AIM.
List every line below containing "الوصفي".

ENTRIES PROVIDED.
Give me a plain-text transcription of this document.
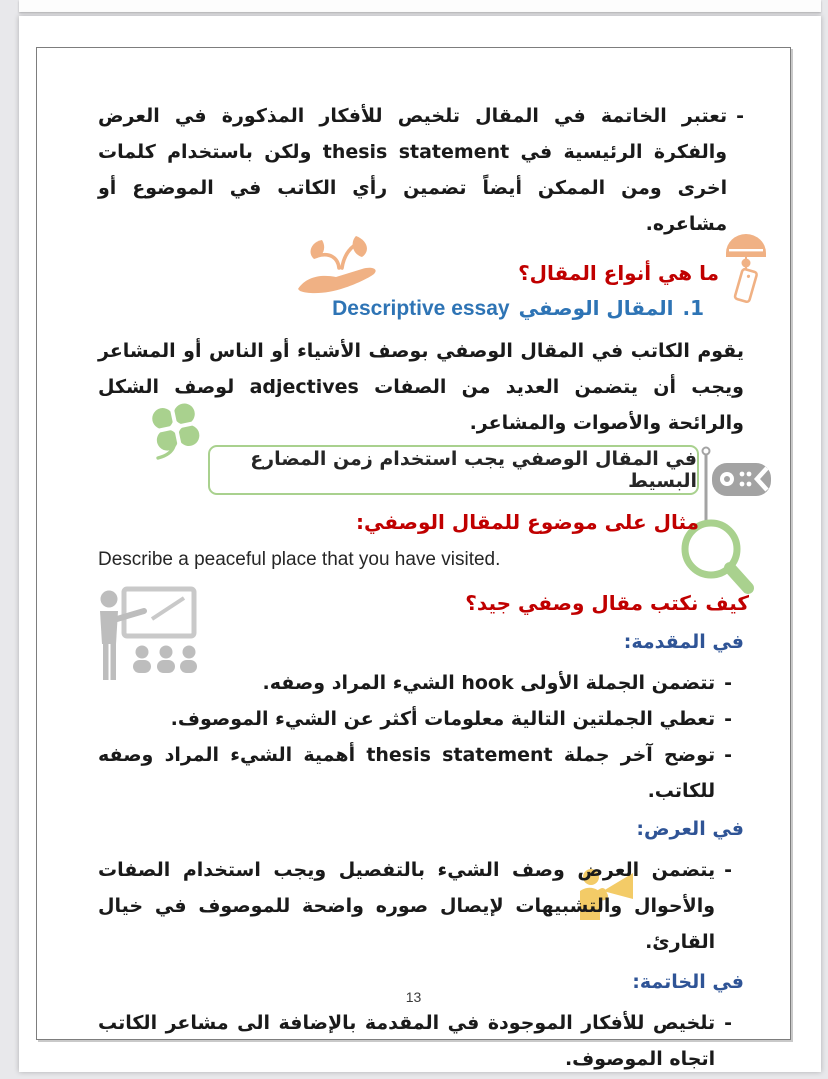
-
تعتبر الخاتمة في المقال تلخيص للأفكار المذكورة في العرض والفكرة الرئيسية في thesis statement ولكن باستخدام كلمات اخرى ومن الممكن أيضاً تضمين رأي الكاتب في الموضوع أو مشاعره.
ما هي أنواع المقال؟
1.
المقال الوصفي
Descriptive essay
يقوم الكاتب في المقال الوصفي بوصف الأشياء أو الناس أو المشاعر ويجب أن يتضمن العديد من الصفات adjectives لوصف الشكل والرائحة والأصوات والمشاعر.
في المقال الوصفي يجب استخدام زمن المضارع البسيط
مثال على موضوع للمقال الوصفي:
Describe a peaceful place that you have visited.
كيف نكتب مقال وصفي جيد؟
في المقدمة:
-
تتضمن الجملة الأولى hook الشيء المراد وصفه.
-
تعطي الجملتين التالية معلومات أكثر عن الشيء الموصوف.
-
توضح آخر جملة thesis statement أهمية الشيء المراد وصفه للكاتب.
في العرض:
-
يتضمن العرض وصف الشيء بالتفصيل ويجب استخدام الصفات والأحوال والتشبيهات لإيصال صوره واضحة للموصوف في خيال القارئ.
في الخاتمة:
-
تلخيص للأفكار الموجودة في المقدمة بالإضافة الى مشاعر الكاتب اتجاه الموصوف.
13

FULL SOLUTION.
المقال الوصفي
يقوم الكاتب في المقال الوصفي بوصف الأشياء أو الناس أو المشاعر ويجب أن يتضمن العديد من الصفات adjectives لوصف الشكل والرائحة والأصوات والمشاعر.
في المقال الوصفي يجب استخدام زمن المضارع البسيط
مثال على موضوع للمقال الوصفي:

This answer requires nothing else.